What is needed — Using the listing below, report all lines holding the word "翔师谈诗述略".

Items from a dataset

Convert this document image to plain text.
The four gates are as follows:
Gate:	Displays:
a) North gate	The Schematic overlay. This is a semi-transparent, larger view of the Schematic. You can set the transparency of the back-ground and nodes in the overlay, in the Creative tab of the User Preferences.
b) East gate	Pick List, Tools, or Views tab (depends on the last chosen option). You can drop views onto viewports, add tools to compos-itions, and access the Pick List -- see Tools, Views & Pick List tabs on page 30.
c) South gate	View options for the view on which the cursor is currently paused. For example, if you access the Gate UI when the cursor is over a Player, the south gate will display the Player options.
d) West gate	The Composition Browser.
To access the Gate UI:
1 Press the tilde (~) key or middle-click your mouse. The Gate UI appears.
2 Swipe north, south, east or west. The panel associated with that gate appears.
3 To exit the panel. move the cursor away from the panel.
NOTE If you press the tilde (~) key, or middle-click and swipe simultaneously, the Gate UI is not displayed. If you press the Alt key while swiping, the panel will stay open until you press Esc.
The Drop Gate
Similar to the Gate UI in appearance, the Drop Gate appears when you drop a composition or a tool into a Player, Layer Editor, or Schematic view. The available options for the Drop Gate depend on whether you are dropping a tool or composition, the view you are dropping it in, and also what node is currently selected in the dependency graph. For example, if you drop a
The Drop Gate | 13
---
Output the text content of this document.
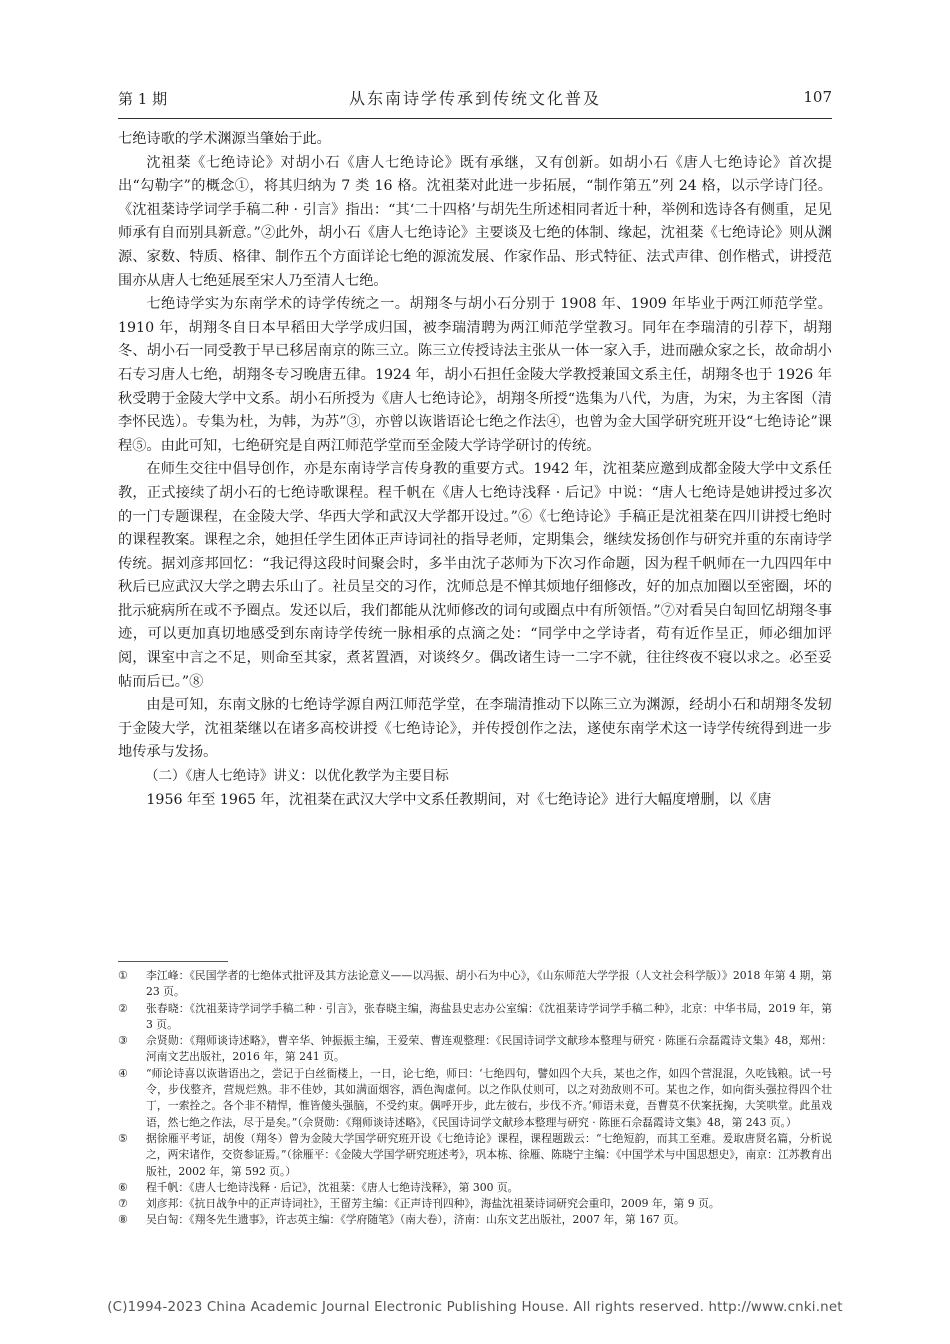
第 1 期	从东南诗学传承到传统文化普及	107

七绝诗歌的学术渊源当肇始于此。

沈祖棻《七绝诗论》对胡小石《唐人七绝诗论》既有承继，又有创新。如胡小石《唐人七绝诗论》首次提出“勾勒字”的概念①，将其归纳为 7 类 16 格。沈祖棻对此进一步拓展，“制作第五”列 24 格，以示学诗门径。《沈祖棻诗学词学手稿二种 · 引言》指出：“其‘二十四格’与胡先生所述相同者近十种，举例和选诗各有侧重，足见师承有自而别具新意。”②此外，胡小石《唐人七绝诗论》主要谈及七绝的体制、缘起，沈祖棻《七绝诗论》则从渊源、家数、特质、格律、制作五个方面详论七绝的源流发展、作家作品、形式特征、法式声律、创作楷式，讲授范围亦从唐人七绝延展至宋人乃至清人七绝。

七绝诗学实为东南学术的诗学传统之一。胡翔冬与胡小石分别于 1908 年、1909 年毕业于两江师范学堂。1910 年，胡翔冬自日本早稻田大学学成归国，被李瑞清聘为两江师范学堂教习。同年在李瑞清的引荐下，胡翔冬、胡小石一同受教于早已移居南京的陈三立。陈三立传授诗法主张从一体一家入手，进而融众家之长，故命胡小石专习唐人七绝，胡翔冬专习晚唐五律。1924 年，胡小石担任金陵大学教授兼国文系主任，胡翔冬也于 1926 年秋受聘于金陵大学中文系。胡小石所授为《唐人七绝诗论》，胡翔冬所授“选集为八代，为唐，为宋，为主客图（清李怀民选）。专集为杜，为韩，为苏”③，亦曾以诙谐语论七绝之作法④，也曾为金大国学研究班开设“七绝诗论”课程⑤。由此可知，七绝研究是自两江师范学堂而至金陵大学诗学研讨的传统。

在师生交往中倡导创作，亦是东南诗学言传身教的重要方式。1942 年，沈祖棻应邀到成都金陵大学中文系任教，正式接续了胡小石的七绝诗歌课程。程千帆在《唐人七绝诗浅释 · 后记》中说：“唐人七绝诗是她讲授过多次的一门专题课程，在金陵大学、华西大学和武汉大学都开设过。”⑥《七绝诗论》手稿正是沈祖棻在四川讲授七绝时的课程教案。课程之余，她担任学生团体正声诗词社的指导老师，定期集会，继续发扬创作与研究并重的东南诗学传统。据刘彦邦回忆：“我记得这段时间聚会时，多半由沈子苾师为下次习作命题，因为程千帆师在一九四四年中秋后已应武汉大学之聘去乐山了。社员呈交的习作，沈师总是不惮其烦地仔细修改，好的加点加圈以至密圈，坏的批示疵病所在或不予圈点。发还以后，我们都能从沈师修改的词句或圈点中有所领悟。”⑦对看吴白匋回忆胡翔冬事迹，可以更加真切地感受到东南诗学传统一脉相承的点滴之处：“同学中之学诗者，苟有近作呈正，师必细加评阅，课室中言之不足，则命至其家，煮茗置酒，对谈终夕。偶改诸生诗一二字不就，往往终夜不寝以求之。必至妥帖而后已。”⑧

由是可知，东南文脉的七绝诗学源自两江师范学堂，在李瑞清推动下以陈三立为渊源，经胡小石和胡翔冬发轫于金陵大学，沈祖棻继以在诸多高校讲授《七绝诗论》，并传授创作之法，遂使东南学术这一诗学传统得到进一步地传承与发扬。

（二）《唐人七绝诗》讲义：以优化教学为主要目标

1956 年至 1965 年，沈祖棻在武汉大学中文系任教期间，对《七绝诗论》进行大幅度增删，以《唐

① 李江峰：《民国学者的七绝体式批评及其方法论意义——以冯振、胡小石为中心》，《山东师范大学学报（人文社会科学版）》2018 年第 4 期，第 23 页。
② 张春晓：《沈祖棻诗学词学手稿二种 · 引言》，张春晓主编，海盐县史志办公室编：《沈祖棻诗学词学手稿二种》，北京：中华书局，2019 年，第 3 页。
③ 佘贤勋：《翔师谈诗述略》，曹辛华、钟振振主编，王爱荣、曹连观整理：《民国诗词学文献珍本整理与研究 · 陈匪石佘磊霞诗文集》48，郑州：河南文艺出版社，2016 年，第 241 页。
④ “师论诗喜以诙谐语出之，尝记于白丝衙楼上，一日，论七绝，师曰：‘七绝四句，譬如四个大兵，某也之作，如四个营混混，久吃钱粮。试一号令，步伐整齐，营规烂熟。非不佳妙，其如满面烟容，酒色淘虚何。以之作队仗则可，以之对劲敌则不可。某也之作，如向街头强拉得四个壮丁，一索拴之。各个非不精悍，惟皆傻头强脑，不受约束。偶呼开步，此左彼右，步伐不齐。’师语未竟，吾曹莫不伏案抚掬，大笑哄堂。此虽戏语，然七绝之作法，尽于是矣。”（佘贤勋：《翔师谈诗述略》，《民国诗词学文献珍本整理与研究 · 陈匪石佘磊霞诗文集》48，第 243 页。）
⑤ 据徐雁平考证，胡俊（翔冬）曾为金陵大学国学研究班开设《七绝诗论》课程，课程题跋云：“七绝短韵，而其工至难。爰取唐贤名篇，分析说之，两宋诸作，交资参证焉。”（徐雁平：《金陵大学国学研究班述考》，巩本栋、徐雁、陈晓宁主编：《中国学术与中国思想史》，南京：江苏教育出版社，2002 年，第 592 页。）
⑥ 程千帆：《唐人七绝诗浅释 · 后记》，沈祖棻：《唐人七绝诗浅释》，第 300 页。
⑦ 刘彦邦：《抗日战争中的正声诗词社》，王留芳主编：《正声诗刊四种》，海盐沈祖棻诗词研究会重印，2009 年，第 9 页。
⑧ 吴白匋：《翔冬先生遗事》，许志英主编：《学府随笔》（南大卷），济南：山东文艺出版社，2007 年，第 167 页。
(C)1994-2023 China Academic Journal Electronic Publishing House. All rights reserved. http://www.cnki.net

Task response —
③ 佘贤勋：《翔师谈诗述略》，曹辛华、钟振振主编，王爱荣、曹连观整理：《民国诗词学文献珍本整理与研究 · 陈匪石佘磊霞诗文集》48，郑州：河南文艺出版社，2016 年，第 241 页。
④ “师论诗喜以诙谐语出之，尝记于白丝衙楼上，一日，论七绝，师曰：‘七绝四句，譬如四个大兵，某也之作，如四个营混混，久吃钱粮。试一号令，步伐整齐，营规烂熟。非不佳妙，其如满面烟容，酒色淘虚何。以之作队仗则可，以之对劲敌则不可。某也之作，如向街头强拉得四个壮丁，一索拴之。各个非不精悍，惟皆傻头强脑，不受约束。偶呼开步，此左彼右，步伐不齐。’师语未竟，吾曹莫不伏案抚掬，大笑哄堂。此虽戏语，然七绝之作法，尽于是矣。”（佘贤勋：《翔师谈诗述略》，《民国诗词学文献珍本整理与研究 · 陈匪石佘磊霞诗文集》48，第 243 页。）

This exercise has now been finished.